* DESCRIPTION OF THE TASK *
How many lines of these records hold the string "text"? Reply with the number alone.

* Begin EXTRACTED ENTRIES *

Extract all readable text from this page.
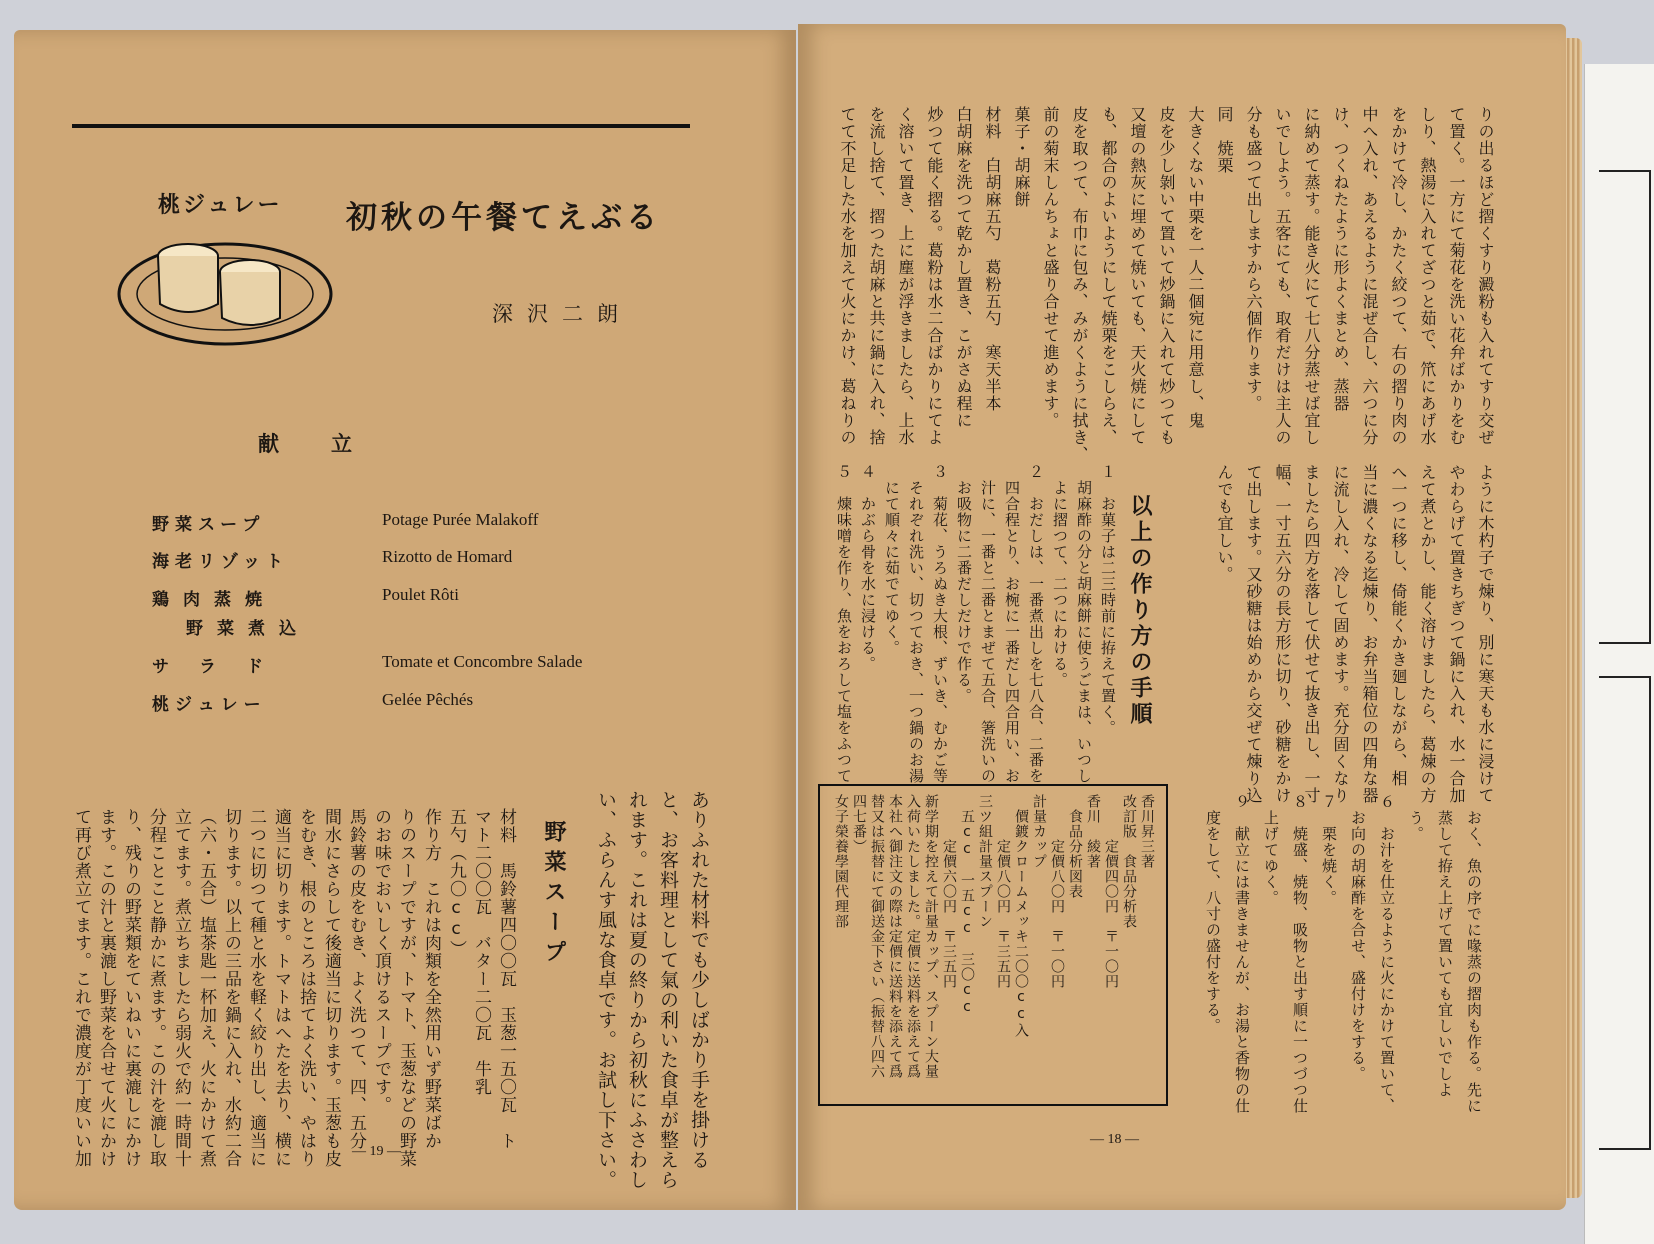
桃ジュレー 初秋の午餐てえぶる
深沢二朗
献立
野菜スープ	Potage Purée Malakoff
海老リゾット	Rizotto de Homard
鶏肉蒸焼	Poulet Rôti
野菜煮込
サラド	Tomate et Concombre Salade
桃ジュレー	Gelée Pêchés
ありふれた材料でも少しばかり手を掛ける
と、お客料理として氣の利いた食卓が整えら
れます。これは夏の終りから初秋にふさわし
い、ふらんす風な食卓です。お試し下さい。
野菜スープ
材料　馬鈴薯四〇〇瓦　玉葱一五〇瓦　ト
マト二〇〇瓦　バター二〇瓦　牛乳
五勺（九〇cc）
作り方　これは肉類を全然用いず野菜ばか
りのスープですが、トマト、玉葱などの野菜
のお味でおいしく頂けるスープです。
馬鈴薯の皮をむき、よく洗つて、四、五分
間水にさらして後適当に切ります。玉葱も皮
をむき、根のところは捨てよく洗い、やはり
適当に切ります。トマトはへたを去り、横に
二つに切つて種と水を軽く絞り出し、適当に
切ります。以上の三品を鍋に入れ、水約二合
（六・五合）塩茶匙一杯加え、火にかけて煮
立てます。煮立ちましたら弱火で約一時間十
分程ことこと静かに煮ます。この汁を漉し取
り、残りの野菜類をていねいに裏漉しにかけ
ます。この汁と裏漉し野菜を合せて火にかけ
て再び煮立てます。これで濃度が丁度いい加	— 19 —
りの出るほど摺くすり澱粉も入れてすり交ぜ
て置く。一方にて菊花を洗い花弁ばかりをむ
しり、熱湯に入れてざつと茹で、笊にあげ水
をかけて冷し、かたく絞つて、右の摺り肉の
中へ入れ、あえるように混ぜ合し、六つに分
け、つくねたように形よくまとめ、蒸器
に納めて蒸す。能き火にて七八分蒸せば宜し
いでしよう。五客にても、取肴だけは主人の
分も盛つて出しますから六個作ります。
同　焼栗
大きくない中栗を一人二個宛に用意し、鬼
皮を少し剝いて置いて炒鍋に入れて炒つても
又壇の熱灰に埋めて焼いても、天火焼にして
も、都合のよいようにして焼栗をこしらえ、
皮を取つて、布巾に包み、みがくように拭き、
前の菊末しんちょと盛り合せて進めます。
菓子・胡麻餅
材料　白胡麻五勺　葛粉五勺　寒天半本
白胡麻を洗つて乾かし置き、こがさぬ程に
炒つて能く摺る。葛粉は水二合ばかりにてよ
く溶いて置き、上に塵が浮きましたら、上水
を流し捨て、摺つた胡麻と共に鍋に入れ、捨
てて不足した水を加えて火にかけ、葛ねりの
ように木杓子で煉り、別に寒天も水に浸けて
やわらげて置きちぎつて鍋に入れ、水一合加
えて煮とかし、能く溶けましたら、葛煉の方
へ一つに移し、倚能くかき廻しながら、相
当に濃くなる迄煉り、お弁当箱位の四角な器
に流し入れ、冷して固めます。充分固くなり
ましたら四方を落して伏せて抜き出し、一寸
幅、一寸五六分の長方形に切り、砂糖をかけ
て出します。又砂糖は始めから交ぜて煉り込
んでも宜しい。
以上の作り方の手順
１　お菓子は二三時前に拵えて置く。
　胡麻酢の分と胡麻餅に使うごまは、いつし
　よに摺つて、二つにわける。
２　おだしは、一番煮出しを七八合、二番を
　四合程とり、お椀に一番だし四合用い、お
　汁に、一番と二番とまぜて五合、箸洗いの
　お吸物に二番だしだけで作る。
３　菊花、うろぬき大根、ずいき、むかご等
　それぞれ洗い、切つておき、一つ鍋のお湯
　にて順々に茹でてゆく。
４　かぶら骨を水に浸ける。
５　煉味噌を作り、魚をおろして塩をふつて
　おく、魚の序でに喙蒸の摺肉も作る。先に
　蒸して拵え上げて置いても宜しいでしよ
　う。
６　お汁を仕立るように火にかけて置いて、
　お向の胡麻酢を合せ、盛付けをする。
７　栗を焼く。
８　焼盛、焼物、吸物と出す順に一つづつ仕
　上げてゆく。
９　献立には書きませんが、お湯と香物の仕
　度をして、八寸の盛付をする。
香川昇三著
改訂版　食品分析表
　　　定價四〇円　〒一〇円
香川　綾著
　食品分析図表
　　　定價八〇円　〒一〇円
計量カップ
　價鍍クロームメッキ二〇〇cc入
　　　定價八〇円　〒三五円
三ツ組計量スプーン
　五cc　一五cc　三〇cc
　　　定價六〇円　〒三五円
新学期を控えて計量カップ、スプーン大量
入荷いたしました。定價に送料を添えて爲
本社へ御注文の際は定價に送料を添えて爲
替又は振替にて御送金下さい（振替八四六
四七番）
女子榮養學園代理部
— 18 —
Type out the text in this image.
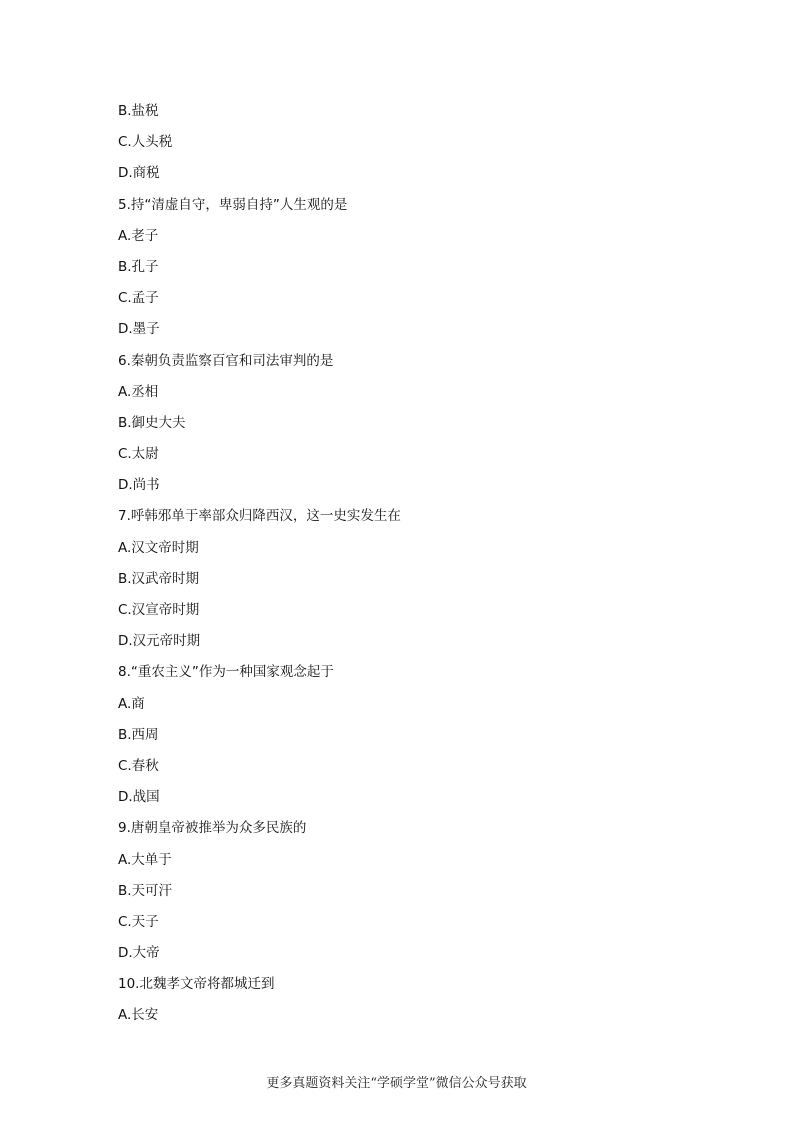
B.盐税
C.人头税
D.商税
5.持“清虚自守，卑弱自持”人生观的是
A.老子
B.孔子
C.孟子
D.墨子
6.秦朝负责监察百官和司法审判的是
A.丞相
B.御史大夫
C.太尉
D.尚书
7.呼韩邪单于率部众归降西汉，这一史实发生在
A.汉文帝时期
B.汉武帝时期
C.汉宣帝时期
D.汉元帝时期
8.“重农主义”作为一种国家观念起于
A.商
B.西周
C.春秋
D.战国
9.唐朝皇帝被推举为众多民族的
A.大单于
B.天可汗
C.天子
D.大帝
10.北魏孝文帝将都城迁到
A.长安
更多真题资料关注“学硕学堂”微信公众号获取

* End EXTRACTED ENTRIES *

* RESPONSE *
2